◆ **Directions for this task**
Restate the whole listing exactly.

◆ **Raw data**
+===+

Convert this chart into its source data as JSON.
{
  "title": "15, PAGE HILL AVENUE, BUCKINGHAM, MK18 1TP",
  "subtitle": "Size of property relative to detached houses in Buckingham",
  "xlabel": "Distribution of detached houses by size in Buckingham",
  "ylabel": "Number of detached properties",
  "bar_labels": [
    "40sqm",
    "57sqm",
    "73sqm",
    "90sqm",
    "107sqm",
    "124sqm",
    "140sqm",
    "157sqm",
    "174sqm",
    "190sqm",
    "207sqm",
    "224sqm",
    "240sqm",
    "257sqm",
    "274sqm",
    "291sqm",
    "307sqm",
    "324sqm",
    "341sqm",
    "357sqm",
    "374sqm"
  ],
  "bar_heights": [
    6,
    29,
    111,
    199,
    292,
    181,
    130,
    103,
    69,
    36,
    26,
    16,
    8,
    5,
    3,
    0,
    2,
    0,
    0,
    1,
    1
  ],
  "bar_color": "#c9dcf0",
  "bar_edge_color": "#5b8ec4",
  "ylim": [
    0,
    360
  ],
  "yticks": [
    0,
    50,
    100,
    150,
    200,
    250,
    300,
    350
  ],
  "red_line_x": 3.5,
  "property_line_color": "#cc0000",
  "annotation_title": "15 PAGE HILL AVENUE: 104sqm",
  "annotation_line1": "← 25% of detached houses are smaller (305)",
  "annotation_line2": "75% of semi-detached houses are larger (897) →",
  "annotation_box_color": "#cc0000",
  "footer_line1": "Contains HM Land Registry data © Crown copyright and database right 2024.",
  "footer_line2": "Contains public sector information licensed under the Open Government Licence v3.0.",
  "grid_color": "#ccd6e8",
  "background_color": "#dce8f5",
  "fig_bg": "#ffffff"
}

+===+

◆ **Result for this task**
Convert this chart into its source data as JSON.
{
  "title": "15, PAGE HILL AVENUE, BUCKINGHAM, MK18 1TP",
  "subtitle": "Size of property relative to detached houses in Buckingham",
  "xlabel": "Distribution of detached houses by size in Buckingham",
  "ylabel": "Number of detached properties",
  "bar_labels": [
    "40sqm",
    "57sqm",
    "73sqm",
    "90sqm",
    "107sqm",
    "124sqm",
    "140sqm",
    "157sqm",
    "174sqm",
    "190sqm",
    "207sqm",
    "224sqm",
    "240sqm",
    "257sqm",
    "274sqm",
    "291sqm",
    "307sqm",
    "324sqm",
    "341sqm",
    "357sqm",
    "374sqm"
  ],
  "bar_heights": [
    6,
    29,
    111,
    199,
    292,
    181,
    130,
    103,
    69,
    36,
    26,
    16,
    8,
    5,
    3,
    0,
    2,
    0,
    0,
    1,
    1
  ],
  "bar_color": "#c9dcf0",
  "bar_edge_color": "#5b8ec4",
  "ylim": [
    0,
    360
  ],
  "yticks": [
    0,
    50,
    100,
    150,
    200,
    250,
    300,
    350
  ],
  "red_line_x": 3.5,
  "property_line_color": "#cc0000",
  "annotation_title": "15 PAGE HILL AVENUE: 104sqm",
  "annotation_line1": "← 25% of detached houses are smaller (305)",
  "annotation_line2": "75% of semi-detached houses are larger (897) →",
  "annotation_box_color": "#cc0000",
  "footer_line1": "Contains HM Land Registry data © Crown copyright and database right 2024.",
  "footer_line2": "Contains public sector information licensed under the Open Government Licence v3.0.",
  "grid_color": "#ccd6e8",
  "background_color": "#dce8f5",
  "fig_bg": "#ffffff"
}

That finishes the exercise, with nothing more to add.